** START Entries shown **

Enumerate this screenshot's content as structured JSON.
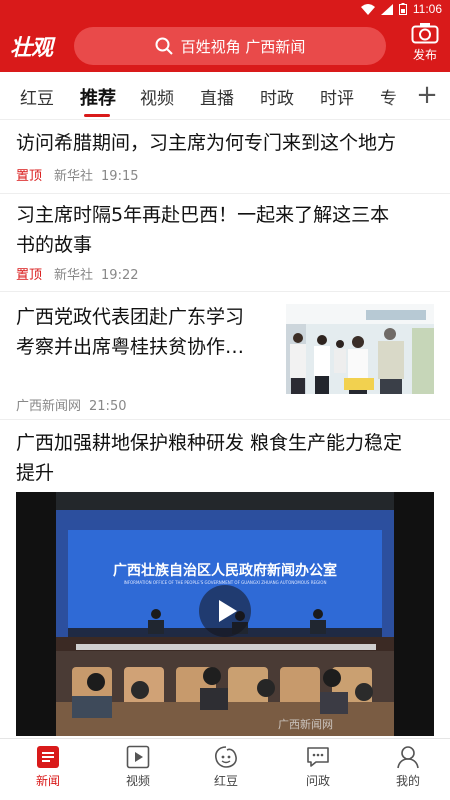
{
  "status_bar": {
    "time": "11:06"
  },
  "header": {
    "logo": "壮观",
    "search_placeholder": "百姓视角 广西新闻",
    "publish_label": "发布"
  },
  "tabs": [
    "红豆",
    "推荐",
    "视频",
    "直播",
    "时政",
    "时评",
    "专"
  ],
  "active_tab": "推荐",
  "articles": [
    {
      "title": "访问希腊期间，习主席为何专门来到这个地方",
      "pin": "置顶",
      "source": "新华社",
      "time": "19:15"
    },
    {
      "title_line1": "习主席时隔5年再赴巴西！一起来了解这三本",
      "title_line2": "书的故事",
      "pin": "置顶",
      "source": "新华社",
      "time": "19:22"
    },
    {
      "title_line1": "广西党政代表团赴广东学习",
      "title_line2": "考察并出席粤桂扶贫协作…",
      "source": "广西新闻网",
      "time": "21:50"
    },
    {
      "title_line1": "广西加强耕地保护粮种研发 粮食生产能力稳定",
      "title_line2": "提升"
    }
  ],
  "video": {
    "banner_cn": "广西壮族自治区人民政府新闻办公室",
    "banner_en": "INFORMATION OFFICE OF THE PEOPLE'S GOVERNMENT OF GUANGXI ZHUANG AUTONOMOUS REGION",
    "watermark": "广西新闻网"
  },
  "bottom_nav": [
    {
      "label": "新闻",
      "icon": "news-icon"
    },
    {
      "label": "视频",
      "icon": "video-icon"
    },
    {
      "label": "红豆",
      "icon": "hongdou-icon"
    },
    {
      "label": "问政",
      "icon": "chat-icon"
    },
    {
      "label": "我的",
      "icon": "user-icon"
    }
  ],
  "colors": {
    "brand": "#d91a1a",
    "search_bg": "#e94a4a"
  }
}
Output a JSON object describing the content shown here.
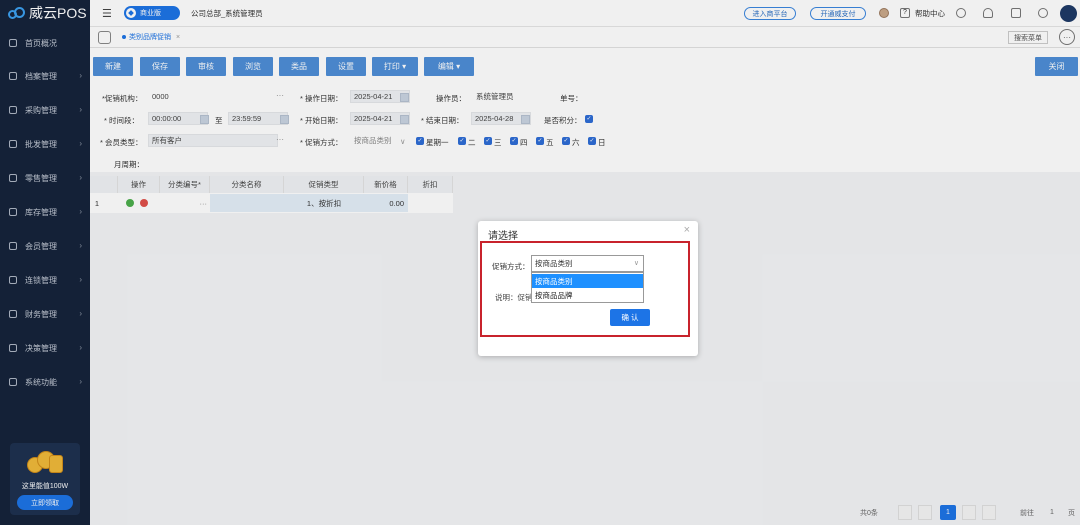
{
  "app": {
    "name": "威云POS"
  },
  "sidebar": {
    "items": [
      {
        "label": "首页概况",
        "icon": "home-icon"
      },
      {
        "label": "档案管理",
        "icon": "folder-icon"
      },
      {
        "label": "采购管理",
        "icon": "cart-icon"
      },
      {
        "label": "批发管理",
        "icon": "building-icon"
      },
      {
        "label": "零售管理",
        "icon": "store-icon"
      },
      {
        "label": "库存管理",
        "icon": "inventory-icon"
      },
      {
        "label": "会员管理",
        "icon": "gift-icon"
      },
      {
        "label": "连锁管理",
        "icon": "chain-icon"
      },
      {
        "label": "财务管理",
        "icon": "finance-icon"
      },
      {
        "label": "决策管理",
        "icon": "chart-icon"
      },
      {
        "label": "系统功能",
        "icon": "gear-icon"
      }
    ],
    "promo": {
      "text": "这里能值100W",
      "button": "立即领取"
    }
  },
  "topbar": {
    "edition": "商业版",
    "company": "公司总部_系统管理员",
    "link1": "进入商平台",
    "link2": "开通威支付",
    "help": "帮助中心"
  },
  "tabs": {
    "active": "类别品牌促销",
    "close": "×",
    "menu_search": "搜索菜单",
    "more": "···"
  },
  "toolbar": {
    "new": "新建",
    "save": "保存",
    "audit": "审核",
    "preview": "浏览",
    "products": "类品",
    "settings": "设置",
    "print": "打印 ▾",
    "edit": "编辑 ▾",
    "close": "关闭"
  },
  "form": {
    "org_label": "*促销机构：",
    "org_value": "0000",
    "op_date_label": "* 操作日期：",
    "op_date": "2025-04-21",
    "operator_label": "操作员：",
    "operator": "系统管理员",
    "order_no_label": "单号：",
    "time_label": "* 时间段：",
    "time_start": "00:00:00",
    "time_to": "至",
    "time_end": "23:59:59",
    "start_date_label": "* 开始日期：",
    "start_date": "2025-04-21",
    "end_date_label": "* 结束日期：",
    "end_date": "2025-04-28",
    "points_label": "是否积分：",
    "member_label": "* 会员类型：",
    "member_value": "所有客户",
    "method_label": "* 促销方式：",
    "method_value": "按商品类别",
    "weekdays": [
      "星期一",
      "二",
      "三",
      "四",
      "五",
      "六",
      "日"
    ],
    "monthly_label": "月周期："
  },
  "grid": {
    "headers": [
      "操作",
      "分类编号*",
      "分类名称",
      "促销类型",
      "新价格",
      "折扣"
    ],
    "row": {
      "index": "1",
      "type": "1、按折扣",
      "price": "0.00",
      "dots": "···"
    }
  },
  "dialog": {
    "title": "请选择",
    "close": "×",
    "mode_label": "促销方式：",
    "mode_selected": "按商品类别",
    "options": [
      "按商品类别",
      "按商品品牌"
    ],
    "desc_label": "说明：促销",
    "ok": "确 认"
  },
  "pager": {
    "total": "共0条",
    "current": "1",
    "page_label": "前往",
    "page_value": "1",
    "page_unit": "页"
  },
  "colors": {
    "sidebar": "#16243b",
    "primary": "#1d74e6",
    "toolbar_btn": "#4e8ed7",
    "highlight": "#c8232c"
  }
}
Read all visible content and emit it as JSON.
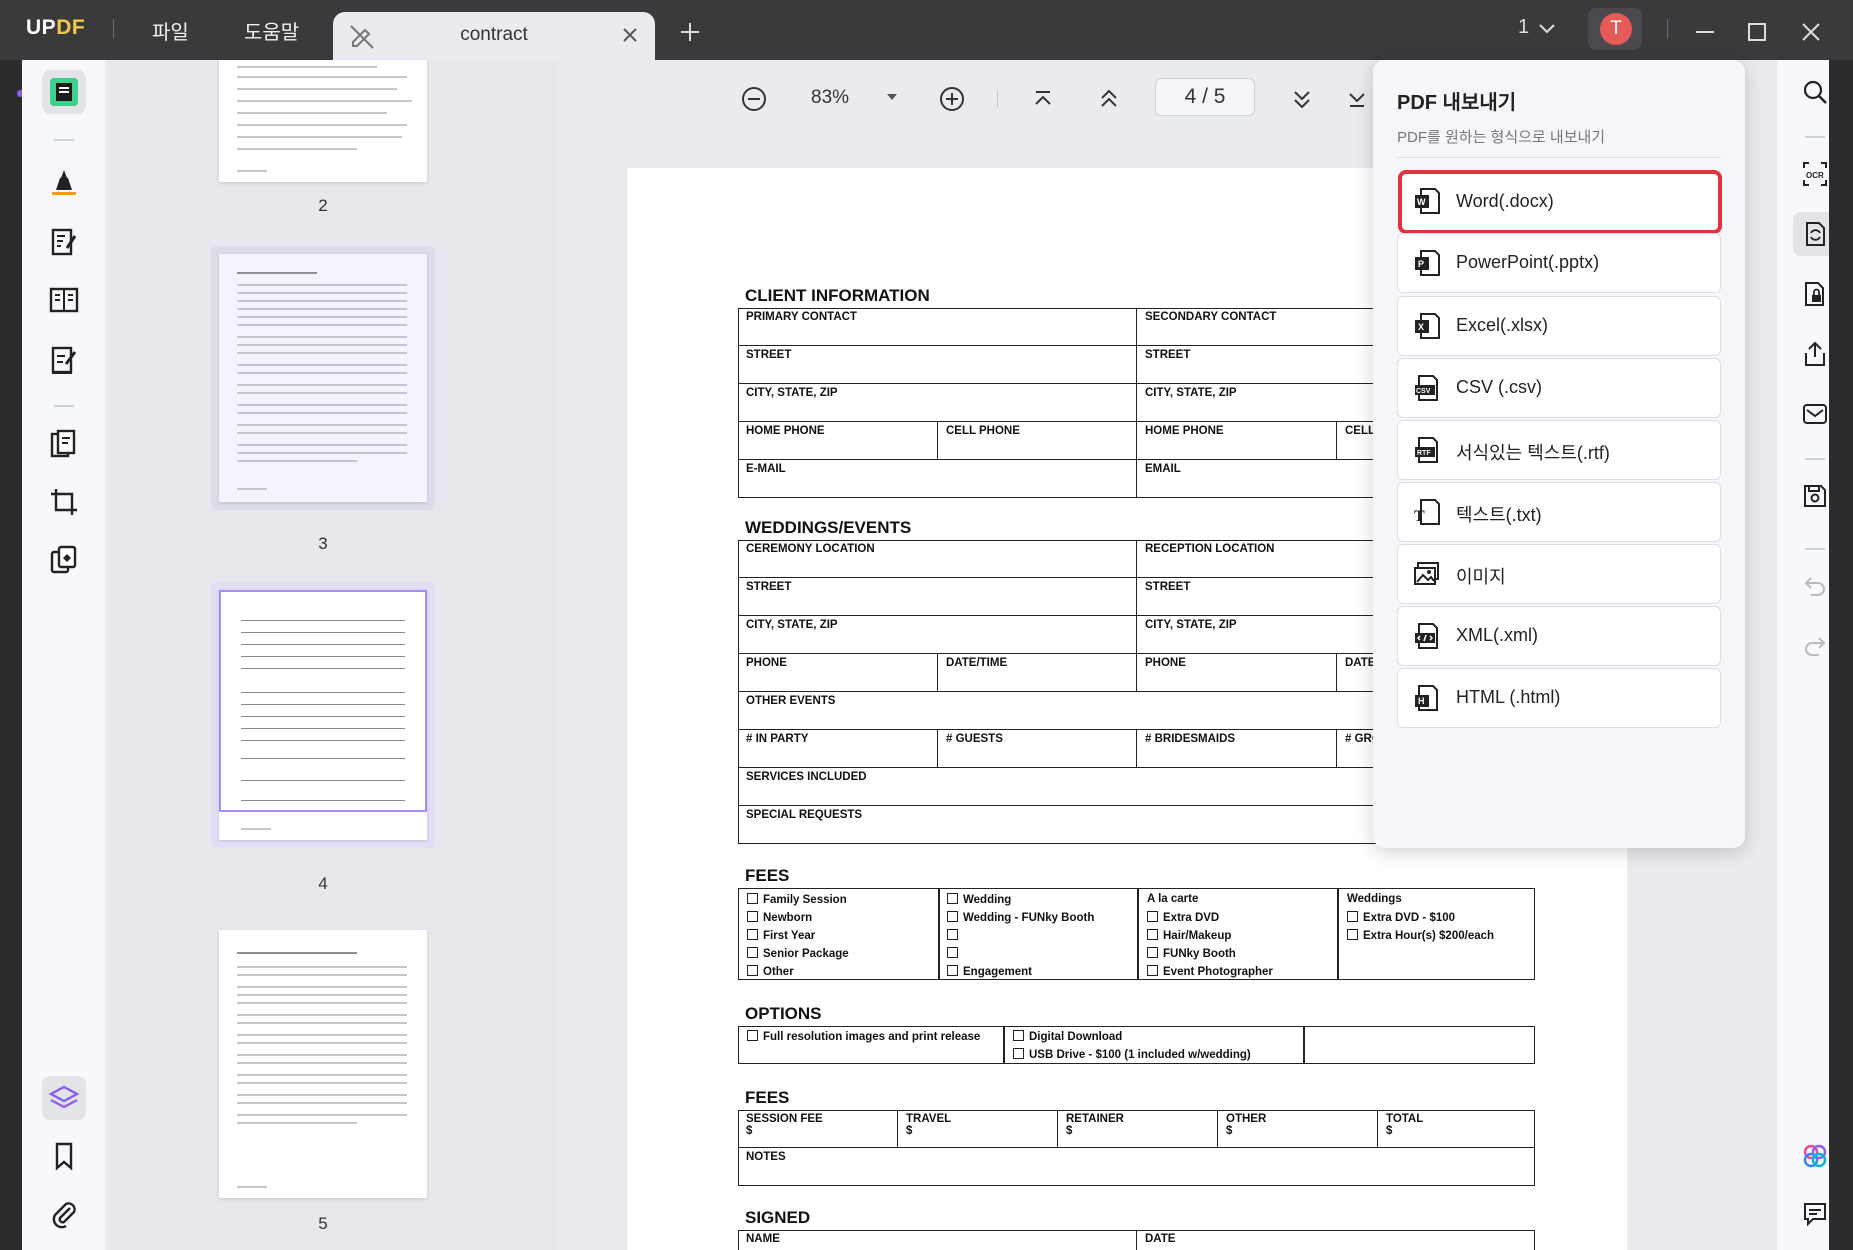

** END Entries shown **

• _Exercise_
Copy the listing exactly. Any image in it stays out of the copy.

• _Expected answer_
Enumerate this screenshot's content as structured JSON.
{
  "status_bar": {
    "time": "11:06"
  },
  "header": {
    "logo": "壮观",
    "search_placeholder": "百姓视角 广西新闻",
    "publish_label": "发布"
  },
  "tabs": [
    "红豆",
    "推荐",
    "视频",
    "直播",
    "时政",
    "时评",
    "专"
  ],
  "active_tab": "推荐",
  "articles": [
    {
      "title": "访问希腊期间，习主席为何专门来到这个地方",
      "pin": "置顶",
      "source": "新华社",
      "time": "19:15"
    },
    {
      "title_line1": "习主席时隔5年再赴巴西！一起来了解这三本",
      "title_line2": "书的故事",
      "pin": "置顶",
      "source": "新华社",
      "time": "19:22"
    },
    {
      "title_line1": "广西党政代表团赴广东学习",
      "title_line2": "考察并出席粤桂扶贫协作…",
      "source": "广西新闻网",
      "time": "21:50"
    },
    {
      "title_line1": "广西加强耕地保护粮种研发 粮食生产能力稳定",
      "title_line2": "提升"
    }
  ],
  "video": {
    "banner_cn": "广西壮族自治区人民政府新闻办公室",
    "banner_en": "INFORMATION OFFICE OF THE PEOPLE'S GOVERNMENT OF GUANGXI ZHUANG AUTONOMOUS REGION",
    "watermark": "广西新闻网"
  },
  "bottom_nav": [
    {
      "label": "新闻",
      "icon": "news-icon"
    },
    {
      "label": "视频",
      "icon": "video-icon"
    },
    {
      "label": "红豆",
      "icon": "hongdou-icon"
    },
    {
      "label": "问政",
      "icon": "chat-icon"
    },
    {
      "label": "我的",
      "icon": "user-icon"
    }
  ],
  "colors": {
    "brand": "#d91a1a",
    "search_bg": "#e94a4a"
  }
}
Output a JSON object describing the content shown here.
{
  "app": {
    "name": "威云POS"
  },
  "sidebar": {
    "items": [
      {
        "label": "首页概况",
        "icon": "home-icon"
      },
      {
        "label": "档案管理",
        "icon": "folder-icon"
      },
      {
        "label": "采购管理",
        "icon": "cart-icon"
      },
      {
        "label": "批发管理",
        "icon": "building-icon"
      },
      {
        "label": "零售管理",
        "icon": "store-icon"
      },
      {
        "label": "库存管理",
        "icon": "inventory-icon"
      },
      {
        "label": "会员管理",
        "icon": "gift-icon"
      },
      {
        "label": "连锁管理",
        "icon": "chain-icon"
      },
      {
        "label": "财务管理",
        "icon": "finance-icon"
      },
      {
        "label": "决策管理",
        "icon": "chart-icon"
      },
      {
        "label": "系统功能",
        "icon": "gear-icon"
      }
    ],
    "promo": {
      "text": "这里能值100W",
      "button": "立即领取"
    }
  },
  "topbar": {
    "edition": "商业版",
    "company": "公司总部_系统管理员",
    "link1": "进入商平台",
    "link2": "开通威支付",
    "help": "帮助中心"
  },
  "tabs": {
    "active": "类别品牌促销",
    "close": "×",
    "menu_search": "搜索菜单",
    "more": "···"
  },
  "toolbar": {
    "new": "新建",
    "save": "保存",
    "audit": "审核",
    "preview": "浏览",
    "products": "类品",
    "settings": "设置",
    "print": "打印 ▾",
    "edit": "编辑 ▾",
    "close": "关闭"
  },
  "form": {
    "org_label": "*促销机构：",
    "org_value": "0000",
    "op_date_label": "* 操作日期：",
    "op_date": "2025-04-21",
    "operator_label": "操作员：",
    "operator": "系统管理员",
    "order_no_label": "单号：",
    "time_label": "* 时间段：",
    "time_start": "00:00:00",
    "time_to": "至",
    "time_end": "23:59:59",
    "start_date_label": "* 开始日期：",
    "start_date": "2025-04-21",
    "end_date_label": "* 结束日期：",
    "end_date": "2025-04-28",
    "points_label": "是否积分：",
    "member_label": "* 会员类型：",
    "member_value": "所有客户",
    "method_label": "* 促销方式：",
    "method_value": "按商品类别",
    "weekdays": [
      "星期一",
      "二",
      "三",
      "四",
      "五",
      "六",
      "日"
    ],
    "monthly_label": "月周期："
  },
  "grid": {
    "headers": [
      "操作",
      "分类编号*",
      "分类名称",
      "促销类型",
      "新价格",
      "折扣"
    ],
    "row": {
      "index": "1",
      "type": "1、按折扣",
      "price": "0.00",
      "dots": "···"
    }
  },
  "dialog": {
    "title": "请选择",
    "close": "×",
    "mode_label": "促销方式：",
    "mode_selected": "按商品类别",
    "options": [
      "按商品类别",
      "按商品品牌"
    ],
    "desc_label": "说明：促销",
    "ok": "确 认"
  },
  "pager": {
    "total": "共0条",
    "current": "1",
    "page_label": "前往",
    "page_value": "1",
    "page_unit": "页"
  },
  "colors": {
    "sidebar": "#16243b",
    "primary": "#1d74e6",
    "toolbar_btn": "#4e8ed7",
    "highlight": "#c8232c"
  }
}
Read all visible content and emit it as JSON.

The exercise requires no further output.